**Complete the following**.
[A] Reproduce the passage on the Cruiserath plant word for word, from "The facility consists of 12" up to and including "of instrument cables.".
[B] Name every company the Cruiserath plant text says was awarded a contract for the facility.
[C] Continue the text on the Bristol-Myers Squibb Cruiserath facility from the point where it stops.

Aerial view of the new pharmaceutical bulk manufacturing plant.
The new plant during construction.
The pharmaceutical production building at the new Bristol-Myers Squibb Cruiserath facility.
Reactor tops.
Solvent recovery.

In November 2000, Bristol-Myers Squibb began the construction of a new bulk manufacturing facility in the Republic of Ireland.

The facility was due to cover a 100-acre greenfield site at Cruiserath near Dublin, Ireland. The site was chosen because of its proximity to an existing plant at Swords and Blanchardstown Institute of Technology. Construction required an initial investment of $85m.

The final investment for the construction of the first three phases of the plant totalled $300m. A plan was submitted to the local authority in 1999 and full planning permission was granted in April 2000. Construction was completed in 2002.

Contractors 

Bristol-Myers Squibb awarded a construction contract to Kvaerner (Ireland) in September 1998 for the conceptual design, basic engineering, detailed engineering, procurement, construction, validation and commissioning of the plant.

Automation and control systems were to be designed and installed by Fisher-Rosemount, while Fluor Corporation was awarded a contract for construction and management. It is thought that this was for the construction of an additional phase not covered in the original plan.

Air Products was also awarded a contract for wastewater management and provision of gas facilities.

Site and construction 

The facility consists of 12 buildings on a 150,000m² site. The facility consists of three main parts, including areas dedicated to utilities, production and storage of chemicals and finished products. Another area features administration offices and laboratories, while a third part of the plant deals with waste management and disposal. The final facility contains 90,000m of piping, 240,000m of electrical cable and 155,000m of instrument cables.

Stored data listing:

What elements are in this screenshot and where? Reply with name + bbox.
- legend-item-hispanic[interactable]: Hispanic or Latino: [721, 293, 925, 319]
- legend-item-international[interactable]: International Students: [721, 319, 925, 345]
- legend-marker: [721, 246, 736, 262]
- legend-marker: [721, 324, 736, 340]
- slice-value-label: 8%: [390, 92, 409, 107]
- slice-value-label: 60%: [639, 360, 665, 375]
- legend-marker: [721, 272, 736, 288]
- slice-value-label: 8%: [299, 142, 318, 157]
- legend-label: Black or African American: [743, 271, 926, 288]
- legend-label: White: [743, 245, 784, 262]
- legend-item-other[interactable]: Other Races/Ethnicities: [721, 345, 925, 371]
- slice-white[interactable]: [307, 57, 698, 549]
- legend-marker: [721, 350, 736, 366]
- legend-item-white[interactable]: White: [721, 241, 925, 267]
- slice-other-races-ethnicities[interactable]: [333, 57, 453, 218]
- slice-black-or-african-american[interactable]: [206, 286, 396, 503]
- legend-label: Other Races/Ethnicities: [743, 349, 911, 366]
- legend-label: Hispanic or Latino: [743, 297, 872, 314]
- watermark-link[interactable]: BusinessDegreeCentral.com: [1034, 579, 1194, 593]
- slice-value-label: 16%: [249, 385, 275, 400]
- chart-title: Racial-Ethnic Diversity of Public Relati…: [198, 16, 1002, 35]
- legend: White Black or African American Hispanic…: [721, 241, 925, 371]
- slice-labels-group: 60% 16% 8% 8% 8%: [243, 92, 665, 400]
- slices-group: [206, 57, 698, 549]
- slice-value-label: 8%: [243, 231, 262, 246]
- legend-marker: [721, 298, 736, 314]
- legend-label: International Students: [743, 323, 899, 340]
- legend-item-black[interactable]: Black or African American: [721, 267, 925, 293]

**Responses by item number**.
[A]
The facility consists of 12 buildings on a 150,000m² site. The facility consists of three main parts, including areas dedicated to utilities, production and storage of chemicals and finished products. Another area features administration offices and laboratories, while a third part of the plant deals with waste management and disposal. The final facility contains 90,000m of piping, 240,000m of electrical cable and 155,000m of instrument cables.

[B] Kvaerner (Ireland), Fisher-Rosemount, Fluor Corporation, Air Products

[C]
Rosemount instrumentation 

Fisher-Rosemount was responsible for the installation of control and automation systems at the plant. In particular, Rosemount pressure, temperature and flow instrumentation were supplied as part of the initial order, which exceeded £1.7m ($2.5m). All equipment was deemed to be intrinsically safe or flameproof and the key networked intelligent field components were expected to transmit plant equipment diagnostics using a highway addressable remote transducer (HART) and foundation fieldbus communications.

Asset management solutions 

PlantWeb architecture in the plant includes asset management solutions (AMS) as a key modular software platform, enabling PlantWeb to use information from field devices to manage plant assets.

“The facility consists of three main parts, including areas dedicated to utilities, production and storage of chemicals and finished products.”

The adoption of this approach to control comes as a result of extensive field trials and co-operative evaluation work worldwide. In addition, the cost savings that can be achieved are attractive, both in the initial plant investment and in the plant versatility for competitive manufacture.

Foundation fieldbus 

Foundation fieldbus is a bi-directional digital communications protocol used for communications among field instrumentation and control systems. It is one of the only digital fieldbus protocols developed to meet the ISA’s SP50 requirements and one of the only protocols that meet stringent, mission-critical demands for intrinsic safety and use in hazardous areas, volatile processes and difficult regulatory environments.

Foundation fieldbus claims to prevent explicit synchronisation of control and communication for precise, periodic execution of control functions without deadtime or jitter introduced by communications.

It delivers time distribution to fieldbus devices for support of function block scheduling and alarm time-stamping at the point of detection. The use of function blocks allows basic features in measurement and control to be consistently implemented in devices from different manufacturers. Therefore, the time required for operator training, maintenance and engineering will be reduced.

Control engineers will be able to apply function blocks to solve problems without becoming experts in using the function blocks of ten to 20 different vendors.

As it enables digital interoperability among field instruments and systems from a variety of companies. Foundation fieldbus offers users the flexibility to add new devices with the confidence that active control functions on the fieldbus will not be disrupted. Therefore procurement is far cheaper as there are more supplies.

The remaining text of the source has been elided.